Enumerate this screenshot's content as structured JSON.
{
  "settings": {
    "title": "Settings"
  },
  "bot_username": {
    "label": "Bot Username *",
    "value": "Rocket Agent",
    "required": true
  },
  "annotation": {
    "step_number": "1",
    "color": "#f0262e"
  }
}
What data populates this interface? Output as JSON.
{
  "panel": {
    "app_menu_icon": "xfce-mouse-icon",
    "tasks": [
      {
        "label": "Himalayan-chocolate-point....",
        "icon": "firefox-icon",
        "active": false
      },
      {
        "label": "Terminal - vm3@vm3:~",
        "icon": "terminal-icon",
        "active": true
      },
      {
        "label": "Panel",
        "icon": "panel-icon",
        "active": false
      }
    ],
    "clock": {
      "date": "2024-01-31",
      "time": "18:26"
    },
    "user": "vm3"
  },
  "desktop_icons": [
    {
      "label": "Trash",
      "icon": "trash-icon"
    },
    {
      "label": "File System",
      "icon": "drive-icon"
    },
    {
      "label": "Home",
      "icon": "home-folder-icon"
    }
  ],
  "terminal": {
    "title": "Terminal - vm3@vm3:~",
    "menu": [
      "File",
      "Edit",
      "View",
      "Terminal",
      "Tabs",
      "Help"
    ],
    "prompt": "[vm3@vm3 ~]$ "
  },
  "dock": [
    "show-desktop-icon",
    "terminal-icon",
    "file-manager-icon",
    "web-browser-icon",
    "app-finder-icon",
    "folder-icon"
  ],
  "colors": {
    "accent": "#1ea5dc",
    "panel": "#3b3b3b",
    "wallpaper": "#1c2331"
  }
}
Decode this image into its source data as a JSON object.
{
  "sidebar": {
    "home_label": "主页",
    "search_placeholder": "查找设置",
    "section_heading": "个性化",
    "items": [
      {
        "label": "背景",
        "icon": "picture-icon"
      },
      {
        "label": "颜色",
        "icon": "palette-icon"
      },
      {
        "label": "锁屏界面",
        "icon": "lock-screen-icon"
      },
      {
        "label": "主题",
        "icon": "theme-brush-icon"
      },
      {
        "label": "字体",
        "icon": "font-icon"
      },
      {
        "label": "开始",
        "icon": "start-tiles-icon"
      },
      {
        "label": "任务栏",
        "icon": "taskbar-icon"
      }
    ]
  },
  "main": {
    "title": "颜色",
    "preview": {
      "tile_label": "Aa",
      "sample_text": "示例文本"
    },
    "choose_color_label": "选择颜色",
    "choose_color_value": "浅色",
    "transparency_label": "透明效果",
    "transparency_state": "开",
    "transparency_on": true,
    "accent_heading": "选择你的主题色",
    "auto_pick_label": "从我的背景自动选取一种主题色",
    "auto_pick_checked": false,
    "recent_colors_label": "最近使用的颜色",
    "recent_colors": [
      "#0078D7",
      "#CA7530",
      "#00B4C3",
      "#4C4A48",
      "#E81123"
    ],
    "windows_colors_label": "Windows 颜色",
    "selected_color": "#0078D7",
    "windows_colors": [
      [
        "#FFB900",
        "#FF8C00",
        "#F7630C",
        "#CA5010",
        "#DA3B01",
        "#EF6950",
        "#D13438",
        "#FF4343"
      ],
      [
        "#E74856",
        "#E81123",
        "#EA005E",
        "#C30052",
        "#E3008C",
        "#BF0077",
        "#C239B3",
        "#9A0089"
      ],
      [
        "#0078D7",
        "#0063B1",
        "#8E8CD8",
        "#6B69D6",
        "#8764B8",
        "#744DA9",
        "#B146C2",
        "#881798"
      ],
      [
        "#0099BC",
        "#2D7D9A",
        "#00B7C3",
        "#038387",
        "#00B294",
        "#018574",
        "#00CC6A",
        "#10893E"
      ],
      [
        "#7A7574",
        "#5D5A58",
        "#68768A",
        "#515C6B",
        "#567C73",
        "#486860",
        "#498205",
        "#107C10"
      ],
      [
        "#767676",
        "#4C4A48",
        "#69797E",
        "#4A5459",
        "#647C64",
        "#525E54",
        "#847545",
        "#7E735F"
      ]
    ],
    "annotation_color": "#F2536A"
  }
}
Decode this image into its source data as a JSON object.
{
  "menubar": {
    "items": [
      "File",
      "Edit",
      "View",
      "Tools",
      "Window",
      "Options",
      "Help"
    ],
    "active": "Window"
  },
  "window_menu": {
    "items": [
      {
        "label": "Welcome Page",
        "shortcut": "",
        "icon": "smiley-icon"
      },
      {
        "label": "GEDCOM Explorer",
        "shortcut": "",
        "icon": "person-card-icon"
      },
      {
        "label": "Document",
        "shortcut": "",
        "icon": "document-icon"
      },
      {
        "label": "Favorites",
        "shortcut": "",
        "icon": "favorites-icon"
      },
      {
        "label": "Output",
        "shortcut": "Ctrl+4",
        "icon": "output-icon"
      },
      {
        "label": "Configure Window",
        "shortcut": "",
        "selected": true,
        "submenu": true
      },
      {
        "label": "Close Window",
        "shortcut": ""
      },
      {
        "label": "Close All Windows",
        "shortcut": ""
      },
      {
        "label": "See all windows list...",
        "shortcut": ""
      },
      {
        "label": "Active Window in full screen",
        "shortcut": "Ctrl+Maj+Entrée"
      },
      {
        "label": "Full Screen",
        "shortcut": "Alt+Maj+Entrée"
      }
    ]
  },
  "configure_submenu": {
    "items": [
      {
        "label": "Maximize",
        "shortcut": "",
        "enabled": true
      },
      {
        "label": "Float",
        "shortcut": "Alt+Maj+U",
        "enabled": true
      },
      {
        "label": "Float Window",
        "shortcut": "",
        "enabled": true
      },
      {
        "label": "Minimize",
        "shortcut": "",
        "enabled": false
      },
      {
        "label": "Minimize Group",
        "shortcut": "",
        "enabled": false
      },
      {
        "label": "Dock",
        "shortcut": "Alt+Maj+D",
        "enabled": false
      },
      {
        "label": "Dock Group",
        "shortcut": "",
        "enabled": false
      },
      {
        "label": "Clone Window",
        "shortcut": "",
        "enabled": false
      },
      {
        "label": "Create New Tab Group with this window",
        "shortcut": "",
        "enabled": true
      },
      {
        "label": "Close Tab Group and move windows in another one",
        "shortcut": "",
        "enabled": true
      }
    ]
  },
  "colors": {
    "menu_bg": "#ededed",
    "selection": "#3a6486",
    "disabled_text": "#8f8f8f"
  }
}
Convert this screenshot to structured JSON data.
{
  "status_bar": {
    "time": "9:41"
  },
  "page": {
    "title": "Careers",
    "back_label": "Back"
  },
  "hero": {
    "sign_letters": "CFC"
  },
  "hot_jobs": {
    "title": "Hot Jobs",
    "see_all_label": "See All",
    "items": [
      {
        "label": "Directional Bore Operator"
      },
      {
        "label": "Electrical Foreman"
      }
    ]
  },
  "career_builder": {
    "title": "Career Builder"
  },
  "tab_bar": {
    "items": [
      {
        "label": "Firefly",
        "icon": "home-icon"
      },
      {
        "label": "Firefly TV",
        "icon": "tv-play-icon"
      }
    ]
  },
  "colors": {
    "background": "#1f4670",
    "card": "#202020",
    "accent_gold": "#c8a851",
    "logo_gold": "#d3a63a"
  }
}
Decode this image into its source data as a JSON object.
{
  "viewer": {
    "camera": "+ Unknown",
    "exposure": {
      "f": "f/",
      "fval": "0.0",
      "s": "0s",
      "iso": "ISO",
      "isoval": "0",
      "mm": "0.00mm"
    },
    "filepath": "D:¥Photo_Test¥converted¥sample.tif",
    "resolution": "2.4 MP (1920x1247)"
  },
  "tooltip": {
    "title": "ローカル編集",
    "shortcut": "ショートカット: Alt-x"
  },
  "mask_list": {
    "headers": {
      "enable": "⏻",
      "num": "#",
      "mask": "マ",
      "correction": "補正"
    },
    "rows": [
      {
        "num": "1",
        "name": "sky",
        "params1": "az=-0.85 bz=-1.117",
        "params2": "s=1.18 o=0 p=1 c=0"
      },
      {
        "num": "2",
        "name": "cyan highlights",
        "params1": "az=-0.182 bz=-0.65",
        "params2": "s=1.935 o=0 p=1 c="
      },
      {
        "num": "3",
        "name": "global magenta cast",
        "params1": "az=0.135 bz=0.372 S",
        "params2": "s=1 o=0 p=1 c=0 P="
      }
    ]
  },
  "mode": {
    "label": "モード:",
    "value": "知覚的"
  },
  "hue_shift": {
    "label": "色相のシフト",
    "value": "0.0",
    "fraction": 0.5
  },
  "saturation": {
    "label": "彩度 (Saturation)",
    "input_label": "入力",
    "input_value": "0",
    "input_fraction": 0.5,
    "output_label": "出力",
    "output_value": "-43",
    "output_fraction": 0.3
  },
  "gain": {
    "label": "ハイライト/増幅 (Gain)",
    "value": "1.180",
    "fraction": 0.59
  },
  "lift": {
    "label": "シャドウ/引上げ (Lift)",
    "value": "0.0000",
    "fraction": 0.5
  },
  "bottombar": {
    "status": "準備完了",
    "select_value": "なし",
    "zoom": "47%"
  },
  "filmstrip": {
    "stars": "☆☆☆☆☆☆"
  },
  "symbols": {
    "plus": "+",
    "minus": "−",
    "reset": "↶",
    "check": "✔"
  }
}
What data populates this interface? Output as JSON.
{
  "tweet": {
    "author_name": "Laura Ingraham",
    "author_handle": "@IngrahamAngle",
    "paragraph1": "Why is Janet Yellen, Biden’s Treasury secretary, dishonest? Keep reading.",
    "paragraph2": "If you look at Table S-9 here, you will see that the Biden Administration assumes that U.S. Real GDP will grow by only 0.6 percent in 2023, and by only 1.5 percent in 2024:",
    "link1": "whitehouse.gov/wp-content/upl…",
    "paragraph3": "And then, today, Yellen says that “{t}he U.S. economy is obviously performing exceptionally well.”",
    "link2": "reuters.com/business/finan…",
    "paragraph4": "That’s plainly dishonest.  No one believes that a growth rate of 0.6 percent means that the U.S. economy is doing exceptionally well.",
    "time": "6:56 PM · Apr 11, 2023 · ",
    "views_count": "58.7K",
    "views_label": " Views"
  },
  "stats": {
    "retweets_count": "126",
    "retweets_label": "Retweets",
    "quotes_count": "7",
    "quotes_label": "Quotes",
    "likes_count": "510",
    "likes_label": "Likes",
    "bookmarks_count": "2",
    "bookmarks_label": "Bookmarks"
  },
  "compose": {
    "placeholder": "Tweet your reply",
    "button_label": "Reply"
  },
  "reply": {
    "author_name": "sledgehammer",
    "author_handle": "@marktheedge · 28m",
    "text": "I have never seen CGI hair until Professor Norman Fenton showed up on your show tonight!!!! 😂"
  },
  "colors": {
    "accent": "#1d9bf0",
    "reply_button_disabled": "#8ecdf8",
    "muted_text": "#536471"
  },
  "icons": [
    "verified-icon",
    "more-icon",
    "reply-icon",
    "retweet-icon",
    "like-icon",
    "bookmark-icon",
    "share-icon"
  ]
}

▶ **Requirement**
From the material above, gather all lines that include the string "percent" and copy them.

▶ **Problem solution**
    "paragraph2": "If you look at Table S-9 here, you will see that the Biden Administration assumes that U.S. Real GDP will grow by only 0.6 percent in 2023, and by only 1.5 percent in 2024:",
    "paragraph4": "That’s plainly dishonest.  No one believes that a growth rate of 0.6 percent means that the U.S. economy is doing exceptionally well.",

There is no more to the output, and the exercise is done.